==== Provided data

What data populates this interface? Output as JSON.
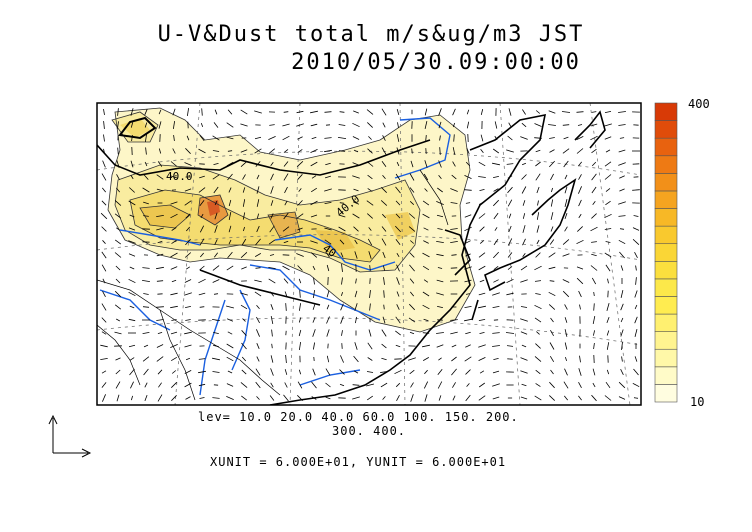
{
  "title": {
    "line1": "U-V&Dust total m/s&ug/m3 JST",
    "line2": "2010/05/30.09:00:00"
  },
  "contour_labels": [
    "40.0",
    "40.0",
    "40"
  ],
  "levels": {
    "line1": "lev= 10.0 20.0 40.0 60.0 100. 150. 200.",
    "line2": "300. 400."
  },
  "units_note": "XUNIT = 6.000E+01, YUNIT = 6.000E+01",
  "colorbar": {
    "max_label": "400",
    "min_label": "10",
    "colors": [
      "#fffde0",
      "#fffbc8",
      "#fff8a8",
      "#fff490",
      "#fff070",
      "#ffec50",
      "#fce84a",
      "#fbdf3e",
      "#fad636",
      "#f9c92e",
      "#f7b826",
      "#f5a420",
      "#f29019",
      "#ee7a14",
      "#e8620f",
      "#e04c0a",
      "#d83a06"
    ]
  },
  "colors": {
    "river": "#1a5fe0",
    "coast": "#000000",
    "dust_light": "#fdf5c2",
    "dust_mid": "#f5e17a",
    "dust_core": "#e8a050",
    "dust_peak": "#d45020"
  }
}
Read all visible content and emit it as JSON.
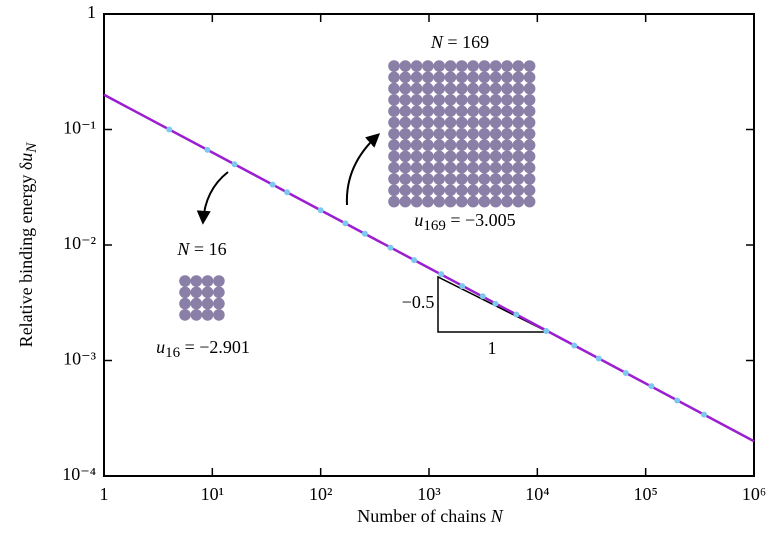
{
  "chart_data": {
    "type": "line",
    "xlabel": "Number of chains ",
    "xlabel_var": "N",
    "ylabel": "Relative binding energy δ",
    "ylabel_var": "u",
    "ylabel_sub": "N",
    "log_x": true,
    "log_y": true,
    "xlim": [
      1,
      1000000
    ],
    "ylim": [
      0.0001,
      1
    ],
    "xticks": [
      1,
      {
        "value": 10,
        "label": "10¹"
      },
      {
        "value": 100,
        "label": "10²"
      },
      {
        "value": 1000,
        "label": "10³"
      },
      {
        "value": 10000,
        "label": "10⁴"
      },
      {
        "value": 100000,
        "label": "10⁵"
      },
      {
        "value": 1000000,
        "label": "10⁶"
      }
    ],
    "yticks": [
      1,
      {
        "value": 0.1,
        "label": "10⁻¹"
      },
      {
        "value": 0.01,
        "label": "10⁻²"
      },
      {
        "value": 0.001,
        "label": "10⁻³"
      },
      {
        "value": 0.0001,
        "label": "10⁻⁴"
      }
    ],
    "series": [
      {
        "color": "#9b1fd0",
        "style": "line",
        "x": [
          1,
          1000000
        ],
        "values": [
          0.2,
          0.0002
        ]
      },
      {
        "color": "#7ec8f0",
        "style": "points",
        "x": [
          4,
          9,
          16,
          36,
          49,
          100,
          169,
          256,
          441,
          729,
          1296,
          2025,
          3136,
          4096,
          6400,
          12100,
          21904,
          36864,
          65536,
          112896,
          195364,
          345744
        ],
        "values": [
          0.1,
          0.0667,
          0.05,
          0.0333,
          0.0286,
          0.02,
          0.0154,
          0.0125,
          0.0095,
          0.0074,
          0.0056,
          0.0044,
          0.0036,
          0.0031,
          0.0025,
          0.0018,
          0.00135,
          0.00104,
          0.00078,
          0.0006,
          0.00045,
          0.00034
        ]
      }
    ],
    "annotations": {
      "n169": {
        "var": "N",
        "tail": " = 169"
      },
      "u169": {
        "var": "u",
        "sub": "169",
        "tail": " = −3.005"
      },
      "n16": {
        "var": "N",
        "tail": " = 16"
      },
      "u16": {
        "var": "u",
        "sub": "16",
        "tail": " = −2.901"
      },
      "slope": "−0.5",
      "run": "1"
    }
  }
}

========

* _Objective_
Without including the pictures, return each record above exactly as it stands.

* _Answer to the exercise_
What data populates this interface? Output as JSON.
{
  "title": {
    "line1": "U-V&Dust total m/s&ug/m3 JST",
    "line2": "2010/05/30.09:00:00"
  },
  "contour_labels": [
    "40.0",
    "40.0",
    "40"
  ],
  "levels": {
    "line1": "lev= 10.0 20.0 40.0 60.0 100. 150. 200.",
    "line2": "300. 400."
  },
  "units_note": "XUNIT = 6.000E+01, YUNIT = 6.000E+01",
  "colorbar": {
    "max_label": "400",
    "min_label": "10",
    "colors": [
      "#fffde0",
      "#fffbc8",
      "#fff8a8",
      "#fff490",
      "#fff070",
      "#ffec50",
      "#fce84a",
      "#fbdf3e",
      "#fad636",
      "#f9c92e",
      "#f7b826",
      "#f5a420",
      "#f29019",
      "#ee7a14",
      "#e8620f",
      "#e04c0a",
      "#d83a06"
    ]
  },
  "colors": {
    "river": "#1a5fe0",
    "coast": "#000000",
    "dust_light": "#fdf5c2",
    "dust_mid": "#f5e17a",
    "dust_core": "#e8a050",
    "dust_peak": "#d45020"
  }
}
Read all visible content and emit it as JSON.
{
  "chart_data": {
    "type": "line",
    "xlabel": "Number of chains ",
    "xlabel_var": "N",
    "ylabel": "Relative binding energy δ",
    "ylabel_var": "u",
    "ylabel_sub": "N",
    "log_x": true,
    "log_y": true,
    "xlim": [
      1,
      1000000
    ],
    "ylim": [
      0.0001,
      1
    ],
    "xticks": [
      1,
      {
        "value": 10,
        "label": "10¹"
      },
      {
        "value": 100,
        "label": "10²"
      },
      {
        "value": 1000,
        "label": "10³"
      },
      {
        "value": 10000,
        "label": "10⁴"
      },
      {
        "value": 100000,
        "label": "10⁵"
      },
      {
        "value": 1000000,
        "label": "10⁶"
      }
    ],
    "yticks": [
      1,
      {
        "value": 0.1,
        "label": "10⁻¹"
      },
      {
        "value": 0.01,
        "label": "10⁻²"
      },
      {
        "value": 0.001,
        "label": "10⁻³"
      },
      {
        "value": 0.0001,
        "label": "10⁻⁴"
      }
    ],
    "series": [
      {
        "color": "#9b1fd0",
        "style": "line",
        "x": [
          1,
          1000000
        ],
        "values": [
          0.2,
          0.0002
        ]
      },
      {
        "color": "#7ec8f0",
        "style": "points",
        "x": [
          4,
          9,
          16,
          36,
          49,
          100,
          169,
          256,
          441,
          729,
          1296,
          2025,
          3136,
          4096,
          6400,
          12100,
          21904,
          36864,
          65536,
          112896,
          195364,
          345744
        ],
        "values": [
          0.1,
          0.0667,
          0.05,
          0.0333,
          0.0286,
          0.02,
          0.0154,
          0.0125,
          0.0095,
          0.0074,
          0.0056,
          0.0044,
          0.0036,
          0.0031,
          0.0025,
          0.0018,
          0.00135,
          0.00104,
          0.00078,
          0.0006,
          0.00045,
          0.00034
        ]
      }
    ],
    "annotations": {
      "n169": {
        "var": "N",
        "tail": " = 169"
      },
      "u169": {
        "var": "u",
        "sub": "169",
        "tail": " = −3.005"
      },
      "n16": {
        "var": "N",
        "tail": " = 16"
      },
      "u16": {
        "var": "u",
        "sub": "16",
        "tail": " = −2.901"
      },
      "slope": "−0.5",
      "run": "1"
    }
  }
}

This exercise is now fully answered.